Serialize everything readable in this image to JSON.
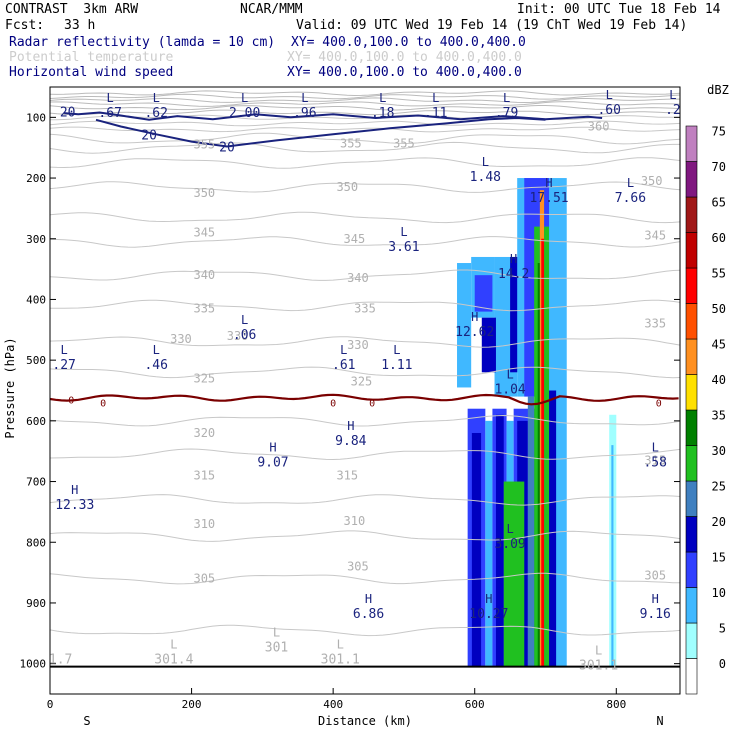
{
  "header": {
    "model": "CONTRAST  3km ARW",
    "center": "NCAR/MMM",
    "init": "Init: 00 UTC Tue 18 Feb 14",
    "fcst_label": "Fcst:",
    "fcst_value": "33 h",
    "valid": "Valid: 09 UTC Wed 19 Feb 14 (19 ChT Wed 19 Feb 14)",
    "field1": "Radar reflectivity (lamda = 10 cm)",
    "field1_xy": "XY= 400.0,100.0 to 400.0,400.0",
    "field2": "Potential temperature",
    "field2_xy": "XY= 400.0,100.0 to 400.0,400.0",
    "field3": "Horizontal wind speed",
    "field3_xy": "XY= 400.0,100.0 to 400.0,400.0"
  },
  "chart_data": {
    "type": "heatmap",
    "title": "Radar reflectivity cross section",
    "xlabel": "Distance (km)",
    "ylabel": "Pressure (hPa)",
    "xlim": [
      0,
      890
    ],
    "ylim": [
      1050,
      50
    ],
    "x_ticks": [
      "0",
      "200",
      "400",
      "600",
      "800"
    ],
    "y_ticks": [
      "100",
      "200",
      "300",
      "400",
      "500",
      "600",
      "700",
      "800",
      "900",
      "1000"
    ],
    "endpoint_left": "S",
    "endpoint_right": "N",
    "colorbar": {
      "unit": "dBZ",
      "levels": [
        "0",
        "5",
        "10",
        "15",
        "20",
        "25",
        "30",
        "35",
        "40",
        "45",
        "50",
        "55",
        "60",
        "65",
        "70",
        "75"
      ],
      "colors": [
        "#ffffff",
        "#a0ffff",
        "#40b8ff",
        "#3040ff",
        "#0000c0",
        "#4080c0",
        "#20c020",
        "#008000",
        "#ffe000",
        "#ff9020",
        "#ff5000",
        "#ff0000",
        "#c00000",
        "#a01818",
        "#801880",
        "#c080c0"
      ]
    },
    "theta_labels": [
      {
        "value": "360",
        "x": 775,
        "p": 115
      },
      {
        "value": "355",
        "x": 218,
        "p": 145
      },
      {
        "value": "355",
        "x": 425,
        "p": 143
      },
      {
        "value": "355",
        "x": 500,
        "p": 143
      },
      {
        "value": "350",
        "x": 218,
        "p": 225
      },
      {
        "value": "350",
        "x": 420,
        "p": 215
      },
      {
        "value": "350",
        "x": 850,
        "p": 205
      },
      {
        "value": "345",
        "x": 218,
        "p": 290
      },
      {
        "value": "345",
        "x": 430,
        "p": 300
      },
      {
        "value": "345",
        "x": 855,
        "p": 295
      },
      {
        "value": "340",
        "x": 218,
        "p": 360
      },
      {
        "value": "340",
        "x": 435,
        "p": 365
      },
      {
        "value": "335",
        "x": 218,
        "p": 415
      },
      {
        "value": "335",
        "x": 445,
        "p": 415
      },
      {
        "value": "335",
        "x": 855,
        "p": 440
      },
      {
        "value": "330",
        "x": 185,
        "p": 465
      },
      {
        "value": "330",
        "x": 265,
        "p": 460
      },
      {
        "value": "330",
        "x": 435,
        "p": 475
      },
      {
        "value": "325",
        "x": 218,
        "p": 530
      },
      {
        "value": "325",
        "x": 440,
        "p": 535
      },
      {
        "value": "320",
        "x": 218,
        "p": 620
      },
      {
        "value": "315",
        "x": 218,
        "p": 690
      },
      {
        "value": "315",
        "x": 420,
        "p": 690
      },
      {
        "value": "315",
        "x": 855,
        "p": 665
      },
      {
        "value": "310",
        "x": 218,
        "p": 770
      },
      {
        "value": "310",
        "x": 430,
        "p": 765
      },
      {
        "value": "305",
        "x": 218,
        "p": 860
      },
      {
        "value": "305",
        "x": 435,
        "p": 840
      },
      {
        "value": "305",
        "x": 855,
        "p": 855
      }
    ],
    "wind_labels": [
      {
        "value": "20",
        "x": 25,
        "p": 92
      },
      {
        "value": "20",
        "x": 140,
        "p": 130
      },
      {
        "value": "20",
        "x": 250,
        "p": 150
      },
      {
        "value": "0",
        "x": 30,
        "p": 565
      },
      {
        "value": "0",
        "x": 75,
        "p": 570
      },
      {
        "value": "0",
        "x": 400,
        "p": 570
      },
      {
        "value": "0",
        "x": 455,
        "p": 570
      },
      {
        "value": "0",
        "x": 860,
        "p": 570
      }
    ],
    "extrema": [
      {
        "type": "L",
        "value": ".67",
        "x": 85,
        "p": 85
      },
      {
        "type": "L",
        "value": ".62",
        "x": 150,
        "p": 85
      },
      {
        "type": "L",
        "value": "2.00",
        "x": 275,
        "p": 85
      },
      {
        "type": "L",
        "value": ".96",
        "x": 360,
        "p": 85
      },
      {
        "type": "L",
        "value": ".18",
        "x": 470,
        "p": 85
      },
      {
        "type": "L",
        "value": ".11",
        "x": 545,
        "p": 85
      },
      {
        "type": "L",
        "value": ".79",
        "x": 645,
        "p": 85
      },
      {
        "type": "L",
        "value": ".60",
        "x": 790,
        "p": 80
      },
      {
        "type": "L",
        "value": ".2",
        "x": 880,
        "p": 80
      },
      {
        "type": "L",
        "value": "1.48",
        "x": 615,
        "p": 190
      },
      {
        "type": "H",
        "value": "17.51",
        "x": 705,
        "p": 225
      },
      {
        "type": "L",
        "value": "7.66",
        "x": 820,
        "p": 225
      },
      {
        "type": "L",
        "value": "3.61",
        "x": 500,
        "p": 305
      },
      {
        "type": "H",
        "value": "14.2",
        "x": 655,
        "p": 350
      },
      {
        "type": "H",
        "value": "12.62",
        "x": 600,
        "p": 445
      },
      {
        "type": "L",
        "value": ".06",
        "x": 275,
        "p": 450
      },
      {
        "type": "L",
        "value": ".27",
        "x": 20,
        "p": 500
      },
      {
        "type": "L",
        "value": ".46",
        "x": 150,
        "p": 500
      },
      {
        "type": "L",
        "value": ".61",
        "x": 415,
        "p": 500
      },
      {
        "type": "L",
        "value": "1.11",
        "x": 490,
        "p": 500
      },
      {
        "type": "L",
        "value": "1.04",
        "x": 650,
        "p": 540
      },
      {
        "type": "H",
        "value": "9.84",
        "x": 425,
        "p": 625
      },
      {
        "type": "H",
        "value": "9.07",
        "x": 315,
        "p": 660
      },
      {
        "type": "L",
        "value": ".58",
        "x": 855,
        "p": 660
      },
      {
        "type": "H",
        "value": "12.33",
        "x": 35,
        "p": 730
      },
      {
        "type": "L",
        "value": "3.09",
        "x": 650,
        "p": 795
      },
      {
        "type": "H",
        "value": "6.86",
        "x": 450,
        "p": 910
      },
      {
        "type": "H",
        "value": "10.27",
        "x": 620,
        "p": 910
      },
      {
        "type": "H",
        "value": "9.16",
        "x": 855,
        "p": 910
      },
      {
        "type": "",
        "value": "1.7",
        "x": 15,
        "p": 985
      },
      {
        "type": "L",
        "value": "301.4",
        "x": 175,
        "p": 985
      },
      {
        "type": "L",
        "value": "301",
        "x": 320,
        "p": 965
      },
      {
        "type": "L",
        "value": "301.1",
        "x": 410,
        "p": 985
      },
      {
        "type": "L",
        "value": "301.1",
        "x": 775,
        "p": 995
      }
    ],
    "reflectivity_cells": [
      {
        "x0": 575,
        "x1": 595,
        "p0": 340,
        "p1": 545,
        "level": 10
      },
      {
        "x0": 595,
        "x1": 628,
        "p0": 330,
        "p1": 430,
        "level": 10
      },
      {
        "x0": 628,
        "x1": 660,
        "p0": 330,
        "p1": 560,
        "level": 10
      },
      {
        "x0": 600,
        "x1": 625,
        "p0": 360,
        "p1": 420,
        "level": 15
      },
      {
        "x0": 610,
        "x1": 630,
        "p0": 430,
        "p1": 520,
        "level": 20
      },
      {
        "x0": 650,
        "x1": 665,
        "p0": 330,
        "p1": 520,
        "level": 20
      },
      {
        "x0": 660,
        "x1": 730,
        "p0": 200,
        "p1": 560,
        "level": 10
      },
      {
        "x0": 670,
        "x1": 705,
        "p0": 200,
        "p1": 560,
        "level": 15
      },
      {
        "x0": 590,
        "x1": 615,
        "p0": 580,
        "p1": 1005,
        "level": 15
      },
      {
        "x0": 615,
        "x1": 625,
        "p0": 600,
        "p1": 1005,
        "level": 10
      },
      {
        "x0": 625,
        "x1": 645,
        "p0": 580,
        "p1": 1005,
        "level": 15
      },
      {
        "x0": 645,
        "x1": 655,
        "p0": 600,
        "p1": 1005,
        "level": 10
      },
      {
        "x0": 655,
        "x1": 695,
        "p0": 580,
        "p1": 1005,
        "level": 15
      },
      {
        "x0": 695,
        "x1": 730,
        "p0": 560,
        "p1": 1005,
        "level": 10
      },
      {
        "x0": 596,
        "x1": 609,
        "p0": 620,
        "p1": 1005,
        "level": 20
      },
      {
        "x0": 630,
        "x1": 641,
        "p0": 590,
        "p1": 1005,
        "level": 20
      },
      {
        "x0": 660,
        "x1": 675,
        "p0": 600,
        "p1": 1005,
        "level": 20
      },
      {
        "x0": 641,
        "x1": 670,
        "p0": 700,
        "p1": 1005,
        "level": 30
      },
      {
        "x0": 675,
        "x1": 684,
        "p0": 560,
        "p1": 1005,
        "level": 25
      },
      {
        "x0": 684,
        "x1": 692,
        "p0": 280,
        "p1": 1005,
        "level": 30
      },
      {
        "x0": 689,
        "x1": 693,
        "p0": 340,
        "p1": 1005,
        "level": 35
      },
      {
        "x0": 692,
        "x1": 698,
        "p0": 220,
        "p1": 1005,
        "level": 45
      },
      {
        "x0": 694,
        "x1": 700,
        "p0": 300,
        "p1": 1005,
        "level": 55
      },
      {
        "x0": 698,
        "x1": 705,
        "p0": 280,
        "p1": 1005,
        "level": 30
      },
      {
        "x0": 705,
        "x1": 715,
        "p0": 550,
        "p1": 1005,
        "level": 20
      },
      {
        "x0": 790,
        "x1": 800,
        "p0": 590,
        "p1": 1005,
        "level": 5
      },
      {
        "x0": 793,
        "x1": 796,
        "p0": 640,
        "p1": 1005,
        "level": 10
      }
    ]
  }
}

* [WHAT IS BEING ASKED] Find the number of lines in which the word "Radar" occurs, and write nothing but that number.

* [TASK RESULT] 2